▶ [What you are asked to do]
Reproduce the records below exactly, leaving out any pictures.

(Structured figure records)
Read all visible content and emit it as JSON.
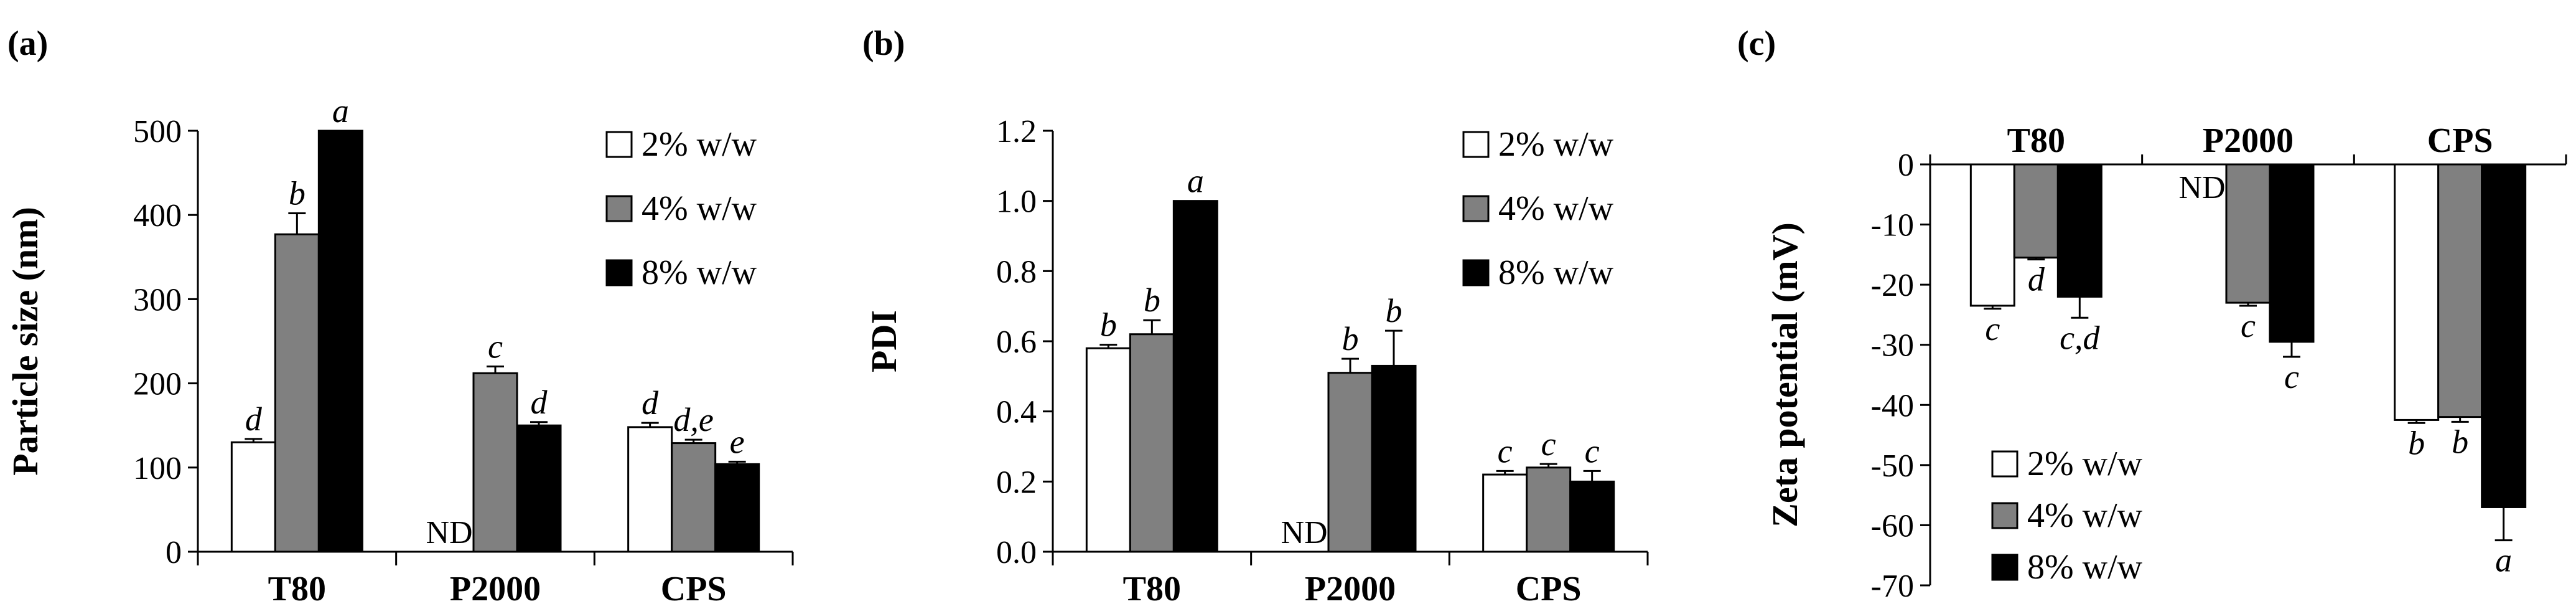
{
  "colors": {
    "series_2": "#ffffff",
    "series_4": "#808080",
    "series_8": "#000000",
    "axis": "#000000"
  },
  "chart_data": [
    {
      "panel": "(a)",
      "type": "bar",
      "categories": [
        "T80",
        "P2000",
        "CPS"
      ],
      "ylabel": "Particle size (nm)",
      "ylim": [
        0,
        500
      ],
      "yticks": [
        0,
        100,
        200,
        300,
        400,
        500
      ],
      "xaxis_at_top": false,
      "legend": "top-right",
      "series": [
        {
          "name": "2% w/w",
          "values": [
            130,
            null,
            148
          ],
          "errors": [
            4,
            null,
            5
          ],
          "labels": [
            "d",
            "ND",
            "d"
          ]
        },
        {
          "name": "4% w/w",
          "values": [
            377,
            212,
            129
          ],
          "errors": [
            25,
            8,
            4
          ],
          "labels": [
            "b",
            "c",
            "d,e"
          ]
        },
        {
          "name": "8% w/w",
          "values": [
            500,
            150,
            104
          ],
          "errors": [
            0,
            4,
            3
          ],
          "labels": [
            "a",
            "d",
            "e"
          ]
        }
      ]
    },
    {
      "panel": "(b)",
      "type": "bar",
      "categories": [
        "T80",
        "P2000",
        "CPS"
      ],
      "ylabel": "PDI",
      "ylim": [
        0,
        1.2
      ],
      "yticks": [
        "0.0",
        "0.2",
        "0.4",
        "0.6",
        "0.8",
        "1.0",
        "1.2"
      ],
      "xaxis_at_top": false,
      "legend": "top-right",
      "series": [
        {
          "name": "2% w/w",
          "values": [
            0.58,
            null,
            0.22
          ],
          "errors": [
            0.01,
            null,
            0.01
          ],
          "labels": [
            "b",
            "ND",
            "c"
          ]
        },
        {
          "name": "4% w/w",
          "values": [
            0.62,
            0.51,
            0.24
          ],
          "errors": [
            0.04,
            0.04,
            0.01
          ],
          "labels": [
            "b",
            "b",
            "c"
          ]
        },
        {
          "name": "8% w/w",
          "values": [
            1.0,
            0.53,
            0.2
          ],
          "errors": [
            0,
            0.1,
            0.03
          ],
          "labels": [
            "a",
            "b",
            "c"
          ]
        }
      ]
    },
    {
      "panel": "(c)",
      "type": "bar",
      "categories": [
        "T80",
        "P2000",
        "CPS"
      ],
      "ylabel": "Zeta potential (mV)",
      "ylim": [
        -70,
        0
      ],
      "yticks": [
        0,
        -10,
        -20,
        -30,
        -40,
        -50,
        -60,
        -70
      ],
      "xaxis_at_top": true,
      "legend": "bottom-left",
      "series": [
        {
          "name": "2% w/w",
          "values": [
            -23.5,
            null,
            -42.5
          ],
          "errors": [
            0.5,
            null,
            0.5
          ],
          "labels": [
            "c",
            "ND",
            "b"
          ]
        },
        {
          "name": "4% w/w",
          "values": [
            -15.5,
            -23.0,
            -42.0
          ],
          "errors": [
            0.3,
            0.5,
            0.8
          ],
          "labels": [
            "d",
            "c",
            "b"
          ]
        },
        {
          "name": "8% w/w",
          "values": [
            -22.0,
            -29.5,
            -57.0
          ],
          "errors": [
            3.5,
            2.5,
            5.5
          ],
          "labels": [
            "c,d",
            "c",
            "a"
          ]
        }
      ]
    }
  ]
}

▶ [Exercise output]
Read all visible content and emit it as JSON.
{
  "colors": {
    "series_2": "#ffffff",
    "series_4": "#808080",
    "series_8": "#000000",
    "axis": "#000000"
  },
  "chart_data": [
    {
      "panel": "(a)",
      "type": "bar",
      "categories": [
        "T80",
        "P2000",
        "CPS"
      ],
      "ylabel": "Particle size (nm)",
      "ylim": [
        0,
        500
      ],
      "yticks": [
        0,
        100,
        200,
        300,
        400,
        500
      ],
      "xaxis_at_top": false,
      "legend": "top-right",
      "series": [
        {
          "name": "2% w/w",
          "values": [
            130,
            null,
            148
          ],
          "errors": [
            4,
            null,
            5
          ],
          "labels": [
            "d",
            "ND",
            "d"
          ]
        },
        {
          "name": "4% w/w",
          "values": [
            377,
            212,
            129
          ],
          "errors": [
            25,
            8,
            4
          ],
          "labels": [
            "b",
            "c",
            "d,e"
          ]
        },
        {
          "name": "8% w/w",
          "values": [
            500,
            150,
            104
          ],
          "errors": [
            0,
            4,
            3
          ],
          "labels": [
            "a",
            "d",
            "e"
          ]
        }
      ]
    },
    {
      "panel": "(b)",
      "type": "bar",
      "categories": [
        "T80",
        "P2000",
        "CPS"
      ],
      "ylabel": "PDI",
      "ylim": [
        0,
        1.2
      ],
      "yticks": [
        "0.0",
        "0.2",
        "0.4",
        "0.6",
        "0.8",
        "1.0",
        "1.2"
      ],
      "xaxis_at_top": false,
      "legend": "top-right",
      "series": [
        {
          "name": "2% w/w",
          "values": [
            0.58,
            null,
            0.22
          ],
          "errors": [
            0.01,
            null,
            0.01
          ],
          "labels": [
            "b",
            "ND",
            "c"
          ]
        },
        {
          "name": "4% w/w",
          "values": [
            0.62,
            0.51,
            0.24
          ],
          "errors": [
            0.04,
            0.04,
            0.01
          ],
          "labels": [
            "b",
            "b",
            "c"
          ]
        },
        {
          "name": "8% w/w",
          "values": [
            1.0,
            0.53,
            0.2
          ],
          "errors": [
            0,
            0.1,
            0.03
          ],
          "labels": [
            "a",
            "b",
            "c"
          ]
        }
      ]
    },
    {
      "panel": "(c)",
      "type": "bar",
      "categories": [
        "T80",
        "P2000",
        "CPS"
      ],
      "ylabel": "Zeta potential (mV)",
      "ylim": [
        -70,
        0
      ],
      "yticks": [
        0,
        -10,
        -20,
        -30,
        -40,
        -50,
        -60,
        -70
      ],
      "xaxis_at_top": true,
      "legend": "bottom-left",
      "series": [
        {
          "name": "2% w/w",
          "values": [
            -23.5,
            null,
            -42.5
          ],
          "errors": [
            0.5,
            null,
            0.5
          ],
          "labels": [
            "c",
            "ND",
            "b"
          ]
        },
        {
          "name": "4% w/w",
          "values": [
            -15.5,
            -23.0,
            -42.0
          ],
          "errors": [
            0.3,
            0.5,
            0.8
          ],
          "labels": [
            "d",
            "c",
            "b"
          ]
        },
        {
          "name": "8% w/w",
          "values": [
            -22.0,
            -29.5,
            -57.0
          ],
          "errors": [
            3.5,
            2.5,
            5.5
          ],
          "labels": [
            "c,d",
            "c",
            "a"
          ]
        }
      ]
    }
  ]
}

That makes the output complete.